Please retype the data in full and exactly; the pictures are not part of the copy.

Collected data
*-*-*
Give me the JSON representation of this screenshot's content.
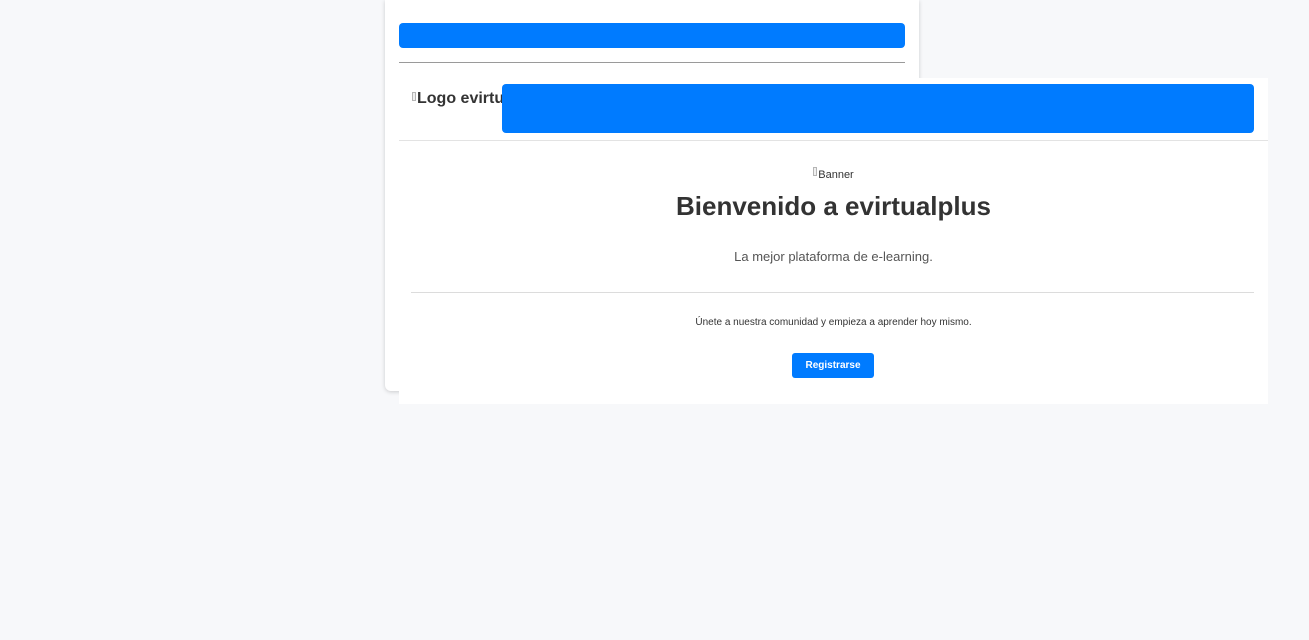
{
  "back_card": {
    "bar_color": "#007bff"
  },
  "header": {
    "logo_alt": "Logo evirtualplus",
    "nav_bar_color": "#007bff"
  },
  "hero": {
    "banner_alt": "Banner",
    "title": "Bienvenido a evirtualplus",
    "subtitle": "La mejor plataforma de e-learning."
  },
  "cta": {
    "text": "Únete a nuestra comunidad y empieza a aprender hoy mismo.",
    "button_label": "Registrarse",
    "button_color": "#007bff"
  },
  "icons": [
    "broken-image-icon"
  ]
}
*-*-*
→ **FINISHED TASK**
Give me the JSON representation of this screenshot's content.
{
  "back_card": {
    "bar_color": "#007bff"
  },
  "header": {
    "logo_alt": "Logo evirtualplus",
    "nav_bar_color": "#007bff"
  },
  "hero": {
    "banner_alt": "Banner",
    "title": "Bienvenido a evirtualplus",
    "subtitle": "La mejor plataforma de e-learning."
  },
  "cta": {
    "text": "Únete a nuestra comunidad y empieza a aprender hoy mismo.",
    "button_label": "Registrarse",
    "button_color": "#007bff"
  },
  "icons": [
    "broken-image-icon"
  ]
}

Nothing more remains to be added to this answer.